◆ Stated exercise ◆
Every line of the material is to be repeated exactly as it stands.

◆ Records to use ◆

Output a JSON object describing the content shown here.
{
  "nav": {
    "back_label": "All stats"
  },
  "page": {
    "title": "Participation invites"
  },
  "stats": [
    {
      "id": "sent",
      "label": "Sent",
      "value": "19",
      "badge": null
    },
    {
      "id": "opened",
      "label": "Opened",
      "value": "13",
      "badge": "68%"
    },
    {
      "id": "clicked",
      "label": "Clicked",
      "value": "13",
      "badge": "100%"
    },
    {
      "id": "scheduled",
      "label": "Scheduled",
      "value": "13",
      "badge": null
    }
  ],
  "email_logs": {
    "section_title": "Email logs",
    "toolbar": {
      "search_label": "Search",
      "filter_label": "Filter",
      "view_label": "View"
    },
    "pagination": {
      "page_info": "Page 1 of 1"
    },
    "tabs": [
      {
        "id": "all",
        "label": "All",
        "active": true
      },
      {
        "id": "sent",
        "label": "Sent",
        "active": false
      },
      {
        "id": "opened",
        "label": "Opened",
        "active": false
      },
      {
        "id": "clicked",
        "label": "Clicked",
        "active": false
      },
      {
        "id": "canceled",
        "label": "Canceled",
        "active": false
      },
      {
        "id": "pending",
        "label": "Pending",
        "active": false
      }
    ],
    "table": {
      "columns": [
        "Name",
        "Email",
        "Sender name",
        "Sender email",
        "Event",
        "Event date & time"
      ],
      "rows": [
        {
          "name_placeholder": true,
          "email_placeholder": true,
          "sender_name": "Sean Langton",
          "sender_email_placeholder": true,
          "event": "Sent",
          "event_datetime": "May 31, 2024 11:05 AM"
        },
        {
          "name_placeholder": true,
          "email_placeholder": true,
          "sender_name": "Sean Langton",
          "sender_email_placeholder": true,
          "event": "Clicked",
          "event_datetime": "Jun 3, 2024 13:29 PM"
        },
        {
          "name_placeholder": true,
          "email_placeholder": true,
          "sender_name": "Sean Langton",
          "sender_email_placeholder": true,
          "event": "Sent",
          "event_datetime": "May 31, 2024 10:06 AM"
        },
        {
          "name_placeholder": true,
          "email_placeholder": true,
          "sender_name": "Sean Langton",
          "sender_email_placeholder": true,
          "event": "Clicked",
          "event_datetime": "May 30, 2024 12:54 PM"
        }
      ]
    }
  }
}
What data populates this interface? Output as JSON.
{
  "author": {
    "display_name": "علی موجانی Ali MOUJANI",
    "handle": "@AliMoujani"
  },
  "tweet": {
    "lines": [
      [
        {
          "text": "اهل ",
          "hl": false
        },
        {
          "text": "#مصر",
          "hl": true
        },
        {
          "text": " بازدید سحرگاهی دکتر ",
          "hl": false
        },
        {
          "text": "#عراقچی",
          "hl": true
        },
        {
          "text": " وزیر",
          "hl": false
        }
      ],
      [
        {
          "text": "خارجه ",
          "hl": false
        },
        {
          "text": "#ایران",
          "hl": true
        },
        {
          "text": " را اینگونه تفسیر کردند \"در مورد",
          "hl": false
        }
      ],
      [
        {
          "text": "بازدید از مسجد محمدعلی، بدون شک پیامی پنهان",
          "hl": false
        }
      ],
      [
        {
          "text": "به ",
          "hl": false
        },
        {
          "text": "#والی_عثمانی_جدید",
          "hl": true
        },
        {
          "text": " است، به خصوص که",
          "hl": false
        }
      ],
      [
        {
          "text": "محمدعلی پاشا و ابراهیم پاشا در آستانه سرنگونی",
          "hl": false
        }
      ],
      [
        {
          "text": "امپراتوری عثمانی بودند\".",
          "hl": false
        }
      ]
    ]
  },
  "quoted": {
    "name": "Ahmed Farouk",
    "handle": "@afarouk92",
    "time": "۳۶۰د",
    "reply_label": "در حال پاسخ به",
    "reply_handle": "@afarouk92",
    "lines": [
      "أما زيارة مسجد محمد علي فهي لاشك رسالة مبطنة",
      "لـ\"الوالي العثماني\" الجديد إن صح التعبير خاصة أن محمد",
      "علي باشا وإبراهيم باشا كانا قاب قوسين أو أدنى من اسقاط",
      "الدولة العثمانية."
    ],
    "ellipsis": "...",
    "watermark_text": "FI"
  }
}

◆ Task answer ◆
Output a JSON object describing the content shown here.
{
  "nav": {
    "back_label": "All stats"
  },
  "page": {
    "title": "Participation invites"
  },
  "stats": [
    {
      "id": "sent",
      "label": "Sent",
      "value": "19",
      "badge": null
    },
    {
      "id": "opened",
      "label": "Opened",
      "value": "13",
      "badge": "68%"
    },
    {
      "id": "clicked",
      "label": "Clicked",
      "value": "13",
      "badge": "100%"
    },
    {
      "id": "scheduled",
      "label": "Scheduled",
      "value": "13",
      "badge": null
    }
  ],
  "email_logs": {
    "section_title": "Email logs",
    "toolbar": {
      "search_label": "Search",
      "filter_label": "Filter",
      "view_label": "View"
    },
    "pagination": {
      "page_info": "Page 1 of 1"
    },
    "tabs": [
      {
        "id": "all",
        "label": "All",
        "active": true
      },
      {
        "id": "sent",
        "label": "Sent",
        "active": false
      },
      {
        "id": "opened",
        "label": "Opened",
        "active": false
      },
      {
        "id": "clicked",
        "label": "Clicked",
        "active": false
      },
      {
        "id": "canceled",
        "label": "Canceled",
        "active": false
      },
      {
        "id": "pending",
        "label": "Pending",
        "active": false
      }
    ],
    "table": {
      "columns": [
        "Name",
        "Email",
        "Sender name",
        "Sender email",
        "Event",
        "Event date & time"
      ],
      "rows": [
        {
          "name_placeholder": true,
          "email_placeholder": true,
          "sender_name": "Sean Langton",
          "sender_email_placeholder": true,
          "event": "Sent",
          "event_datetime": "May 31, 2024 11:05 AM"
        },
        {
          "name_placeholder": true,
          "email_placeholder": true,
          "sender_name": "Sean Langton",
          "sender_email_placeholder": true,
          "event": "Clicked",
          "event_datetime": "Jun 3, 2024 13:29 PM"
        },
        {
          "name_placeholder": true,
          "email_placeholder": true,
          "sender_name": "Sean Langton",
          "sender_email_placeholder": true,
          "event": "Sent",
          "event_datetime": "May 31, 2024 10:06 AM"
        },
        {
          "name_placeholder": true,
          "email_placeholder": true,
          "sender_name": "Sean Langton",
          "sender_email_placeholder": true,
          "event": "Clicked",
          "event_datetime": "May 30, 2024 12:54 PM"
        }
      ]
    }
  }
}
What data populates this interface? Output as JSON.
{
  "author": {
    "display_name": "علی موجانی Ali MOUJANI",
    "handle": "@AliMoujani"
  },
  "tweet": {
    "lines": [
      [
        {
          "text": "اهل ",
          "hl": false
        },
        {
          "text": "#مصر",
          "hl": true
        },
        {
          "text": " بازدید سحرگاهی دکتر ",
          "hl": false
        },
        {
          "text": "#عراقچی",
          "hl": true
        },
        {
          "text": " وزیر",
          "hl": false
        }
      ],
      [
        {
          "text": "خارجه ",
          "hl": false
        },
        {
          "text": "#ایران",
          "hl": true
        },
        {
          "text": " را اینگونه تفسیر کردند \"در مورد",
          "hl": false
        }
      ],
      [
        {
          "text": "بازدید از مسجد محمدعلی، بدون شک پیامی پنهان",
          "hl": false
        }
      ],
      [
        {
          "text": "به ",
          "hl": false
        },
        {
          "text": "#والی_عثمانی_جدید",
          "hl": true
        },
        {
          "text": " است، به خصوص که",
          "hl": false
        }
      ],
      [
        {
          "text": "محمدعلی پاشا و ابراهیم پاشا در آستانه سرنگونی",
          "hl": false
        }
      ],
      [
        {
          "text": "امپراتوری عثمانی بودند\".",
          "hl": false
        }
      ]
    ]
  },
  "quoted": {
    "name": "Ahmed Farouk",
    "handle": "@afarouk92",
    "time": "۳۶۰د",
    "reply_label": "در حال پاسخ به",
    "reply_handle": "@afarouk92",
    "lines": [
      "أما زيارة مسجد محمد علي فهي لاشك رسالة مبطنة",
      "لـ\"الوالي العثماني\" الجديد إن صح التعبير خاصة أن محمد",
      "علي باشا وإبراهيم باشا كانا قاب قوسين أو أدنى من اسقاط",
      "الدولة العثمانية."
    ],
    "ellipsis": "...",
    "watermark_text": "FI"
  }
}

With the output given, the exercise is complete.